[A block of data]
• • •
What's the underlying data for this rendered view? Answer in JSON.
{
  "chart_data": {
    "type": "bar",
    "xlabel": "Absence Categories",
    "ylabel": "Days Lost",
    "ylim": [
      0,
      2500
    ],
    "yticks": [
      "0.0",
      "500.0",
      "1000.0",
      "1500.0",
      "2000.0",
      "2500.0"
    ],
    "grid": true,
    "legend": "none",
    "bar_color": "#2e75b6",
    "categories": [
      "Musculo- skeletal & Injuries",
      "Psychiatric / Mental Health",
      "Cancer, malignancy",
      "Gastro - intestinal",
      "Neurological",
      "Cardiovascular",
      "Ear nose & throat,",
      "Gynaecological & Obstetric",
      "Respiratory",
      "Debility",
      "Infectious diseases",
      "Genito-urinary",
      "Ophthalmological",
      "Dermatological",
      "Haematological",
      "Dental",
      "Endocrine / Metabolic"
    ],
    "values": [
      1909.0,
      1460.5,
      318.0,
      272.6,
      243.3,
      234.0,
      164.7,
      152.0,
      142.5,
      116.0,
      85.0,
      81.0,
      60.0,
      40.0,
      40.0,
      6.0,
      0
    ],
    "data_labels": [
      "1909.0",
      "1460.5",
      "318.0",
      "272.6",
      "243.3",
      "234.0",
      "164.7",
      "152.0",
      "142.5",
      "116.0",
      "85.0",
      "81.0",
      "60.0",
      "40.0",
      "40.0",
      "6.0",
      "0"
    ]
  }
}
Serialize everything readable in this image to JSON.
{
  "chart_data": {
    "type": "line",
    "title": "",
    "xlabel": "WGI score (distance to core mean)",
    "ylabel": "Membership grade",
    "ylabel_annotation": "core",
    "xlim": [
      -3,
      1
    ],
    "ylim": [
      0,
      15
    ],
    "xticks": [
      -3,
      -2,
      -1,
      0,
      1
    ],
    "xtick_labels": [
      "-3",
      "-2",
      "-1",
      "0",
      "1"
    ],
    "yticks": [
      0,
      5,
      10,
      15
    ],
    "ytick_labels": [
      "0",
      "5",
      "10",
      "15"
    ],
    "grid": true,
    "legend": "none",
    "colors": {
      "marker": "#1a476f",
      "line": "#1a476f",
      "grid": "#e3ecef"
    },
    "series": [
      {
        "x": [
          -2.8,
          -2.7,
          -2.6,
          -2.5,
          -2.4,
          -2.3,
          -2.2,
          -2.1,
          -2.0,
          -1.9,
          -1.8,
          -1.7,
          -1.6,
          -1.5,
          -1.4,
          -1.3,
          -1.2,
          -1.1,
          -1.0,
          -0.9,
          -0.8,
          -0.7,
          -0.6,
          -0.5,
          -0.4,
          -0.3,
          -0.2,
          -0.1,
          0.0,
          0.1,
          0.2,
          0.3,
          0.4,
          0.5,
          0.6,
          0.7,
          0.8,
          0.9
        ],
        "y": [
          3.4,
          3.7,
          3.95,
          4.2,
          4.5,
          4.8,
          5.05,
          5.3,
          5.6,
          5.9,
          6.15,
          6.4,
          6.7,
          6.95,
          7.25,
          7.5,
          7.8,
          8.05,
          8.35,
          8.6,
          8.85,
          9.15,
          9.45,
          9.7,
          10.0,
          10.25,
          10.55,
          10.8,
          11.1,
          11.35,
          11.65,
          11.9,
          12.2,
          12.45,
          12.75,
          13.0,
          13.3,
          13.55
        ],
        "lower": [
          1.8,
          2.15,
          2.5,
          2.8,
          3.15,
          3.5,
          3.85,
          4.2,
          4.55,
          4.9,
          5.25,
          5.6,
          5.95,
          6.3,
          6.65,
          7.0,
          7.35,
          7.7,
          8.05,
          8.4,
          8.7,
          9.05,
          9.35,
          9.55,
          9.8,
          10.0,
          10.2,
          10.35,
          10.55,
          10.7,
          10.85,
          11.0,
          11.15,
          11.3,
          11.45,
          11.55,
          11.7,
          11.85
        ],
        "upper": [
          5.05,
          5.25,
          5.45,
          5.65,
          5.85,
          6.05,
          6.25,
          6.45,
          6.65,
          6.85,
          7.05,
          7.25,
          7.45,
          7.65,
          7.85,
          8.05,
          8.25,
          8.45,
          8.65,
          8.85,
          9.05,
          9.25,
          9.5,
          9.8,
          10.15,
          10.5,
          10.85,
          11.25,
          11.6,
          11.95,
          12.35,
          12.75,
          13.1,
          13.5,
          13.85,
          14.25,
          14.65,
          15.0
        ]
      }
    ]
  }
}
• • •
[Aim of the exercise]: All the entries above need to be reproduced exactly.

[Complete answer]:
What's the underlying data for this rendered view? Answer in JSON.
{
  "chart_data": {
    "type": "bar",
    "xlabel": "Absence Categories",
    "ylabel": "Days Lost",
    "ylim": [
      0,
      2500
    ],
    "yticks": [
      "0.0",
      "500.0",
      "1000.0",
      "1500.0",
      "2000.0",
      "2500.0"
    ],
    "grid": true,
    "legend": "none",
    "bar_color": "#2e75b6",
    "categories": [
      "Musculo- skeletal & Injuries",
      "Psychiatric / Mental Health",
      "Cancer, malignancy",
      "Gastro - intestinal",
      "Neurological",
      "Cardiovascular",
      "Ear nose & throat,",
      "Gynaecological & Obstetric",
      "Respiratory",
      "Debility",
      "Infectious diseases",
      "Genito-urinary",
      "Ophthalmological",
      "Dermatological",
      "Haematological",
      "Dental",
      "Endocrine / Metabolic"
    ],
    "values": [
      1909.0,
      1460.5,
      318.0,
      272.6,
      243.3,
      234.0,
      164.7,
      152.0,
      142.5,
      116.0,
      85.0,
      81.0,
      60.0,
      40.0,
      40.0,
      6.0,
      0
    ],
    "data_labels": [
      "1909.0",
      "1460.5",
      "318.0",
      "272.6",
      "243.3",
      "234.0",
      "164.7",
      "152.0",
      "142.5",
      "116.0",
      "85.0",
      "81.0",
      "60.0",
      "40.0",
      "40.0",
      "6.0",
      "0"
    ]
  }
}
Serialize everything readable in this image to JSON.
{
  "chart_data": {
    "type": "line",
    "title": "",
    "xlabel": "WGI score (distance to core mean)",
    "ylabel": "Membership grade",
    "ylabel_annotation": "core",
    "xlim": [
      -3,
      1
    ],
    "ylim": [
      0,
      15
    ],
    "xticks": [
      -3,
      -2,
      -1,
      0,
      1
    ],
    "xtick_labels": [
      "-3",
      "-2",
      "-1",
      "0",
      "1"
    ],
    "yticks": [
      0,
      5,
      10,
      15
    ],
    "ytick_labels": [
      "0",
      "5",
      "10",
      "15"
    ],
    "grid": true,
    "legend": "none",
    "colors": {
      "marker": "#1a476f",
      "line": "#1a476f",
      "grid": "#e3ecef"
    },
    "series": [
      {
        "x": [
          -2.8,
          -2.7,
          -2.6,
          -2.5,
          -2.4,
          -2.3,
          -2.2,
          -2.1,
          -2.0,
          -1.9,
          -1.8,
          -1.7,
          -1.6,
          -1.5,
          -1.4,
          -1.3,
          -1.2,
          -1.1,
          -1.0,
          -0.9,
          -0.8,
          -0.7,
          -0.6,
          -0.5,
          -0.4,
          -0.3,
          -0.2,
          -0.1,
          0.0,
          0.1,
          0.2,
          0.3,
          0.4,
          0.5,
          0.6,
          0.7,
          0.8,
          0.9
        ],
        "y": [
          3.4,
          3.7,
          3.95,
          4.2,
          4.5,
          4.8,
          5.05,
          5.3,
          5.6,
          5.9,
          6.15,
          6.4,
          6.7,
          6.95,
          7.25,
          7.5,
          7.8,
          8.05,
          8.35,
          8.6,
          8.85,
          9.15,
          9.45,
          9.7,
          10.0,
          10.25,
          10.55,
          10.8,
          11.1,
          11.35,
          11.65,
          11.9,
          12.2,
          12.45,
          12.75,
          13.0,
          13.3,
          13.55
        ],
        "lower": [
          1.8,
          2.15,
          2.5,
          2.8,
          3.15,
          3.5,
          3.85,
          4.2,
          4.55,
          4.9,
          5.25,
          5.6,
          5.95,
          6.3,
          6.65,
          7.0,
          7.35,
          7.7,
          8.05,
          8.4,
          8.7,
          9.05,
          9.35,
          9.55,
          9.8,
          10.0,
          10.2,
          10.35,
          10.55,
          10.7,
          10.85,
          11.0,
          11.15,
          11.3,
          11.45,
          11.55,
          11.7,
          11.85
        ],
        "upper": [
          5.05,
          5.25,
          5.45,
          5.65,
          5.85,
          6.05,
          6.25,
          6.45,
          6.65,
          6.85,
          7.05,
          7.25,
          7.45,
          7.65,
          7.85,
          8.05,
          8.25,
          8.45,
          8.65,
          8.85,
          9.05,
          9.25,
          9.5,
          9.8,
          10.15,
          10.5,
          10.85,
          11.25,
          11.6,
          11.95,
          12.35,
          12.75,
          13.1,
          13.5,
          13.85,
          14.25,
          14.65,
          15.0
        ]
      }
    ]
  }
}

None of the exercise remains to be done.